— WORK INSTRUCTIONS —
Every line of the records must be repeated exactly; pictures stay out.
┌─ DATA SHOWN
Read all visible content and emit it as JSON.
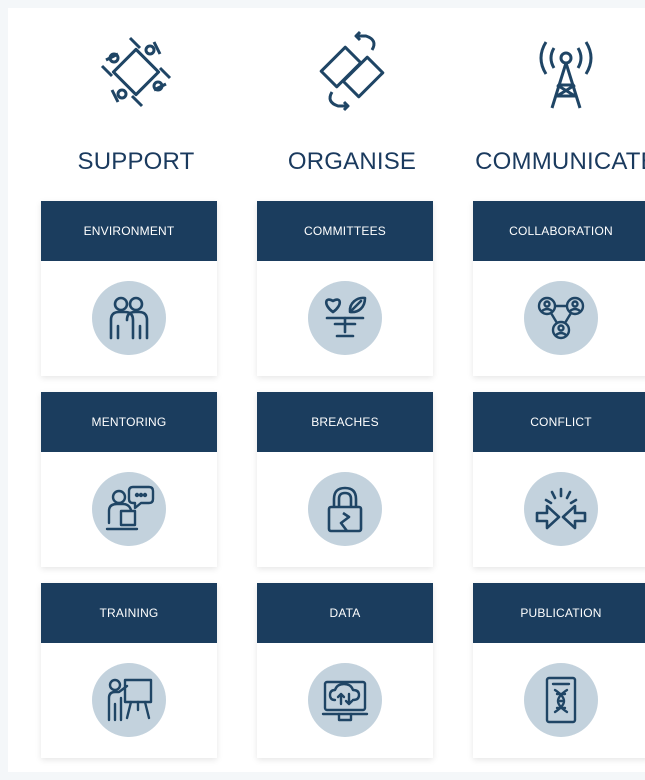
{
  "columns": [
    {
      "title": "SUPPORT",
      "icon": "teamwork-hands-icon",
      "cards": [
        {
          "label": "ENVIRONMENT",
          "icon": "people-pair-icon"
        },
        {
          "label": "MENTORING",
          "icon": "mentor-chat-icon"
        },
        {
          "label": "TRAINING",
          "icon": "presentation-board-icon"
        }
      ]
    },
    {
      "title": "ORGANISE",
      "icon": "sync-arrows-icon",
      "cards": [
        {
          "label": "COMMITTEES",
          "icon": "heart-leaf-balance-icon"
        },
        {
          "label": "BREACHES",
          "icon": "broken-padlock-icon"
        },
        {
          "label": "DATA",
          "icon": "cloud-computer-icon"
        }
      ]
    },
    {
      "title": "COMMUNICATE",
      "icon": "radio-tower-icon",
      "cards": [
        {
          "label": "COLLABORATION",
          "icon": "network-people-icon"
        },
        {
          "label": "CONFLICT",
          "icon": "opposing-arrows-icon"
        },
        {
          "label": "PUBLICATION",
          "icon": "dna-document-icon"
        }
      ]
    }
  ],
  "colors": {
    "navy": "#1b3d5e",
    "disc": "#c3d2dd",
    "icon": "#1f4565"
  }
}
└─
— SOLUTION —
Read all visible content and emit it as JSON.
{
  "columns": [
    {
      "title": "SUPPORT",
      "icon": "teamwork-hands-icon",
      "cards": [
        {
          "label": "ENVIRONMENT",
          "icon": "people-pair-icon"
        },
        {
          "label": "MENTORING",
          "icon": "mentor-chat-icon"
        },
        {
          "label": "TRAINING",
          "icon": "presentation-board-icon"
        }
      ]
    },
    {
      "title": "ORGANISE",
      "icon": "sync-arrows-icon",
      "cards": [
        {
          "label": "COMMITTEES",
          "icon": "heart-leaf-balance-icon"
        },
        {
          "label": "BREACHES",
          "icon": "broken-padlock-icon"
        },
        {
          "label": "DATA",
          "icon": "cloud-computer-icon"
        }
      ]
    },
    {
      "title": "COMMUNICATE",
      "icon": "radio-tower-icon",
      "cards": [
        {
          "label": "COLLABORATION",
          "icon": "network-people-icon"
        },
        {
          "label": "CONFLICT",
          "icon": "opposing-arrows-icon"
        },
        {
          "label": "PUBLICATION",
          "icon": "dna-document-icon"
        }
      ]
    }
  ],
  "colors": {
    "navy": "#1b3d5e",
    "disc": "#c3d2dd",
    "icon": "#1f4565"
  }
}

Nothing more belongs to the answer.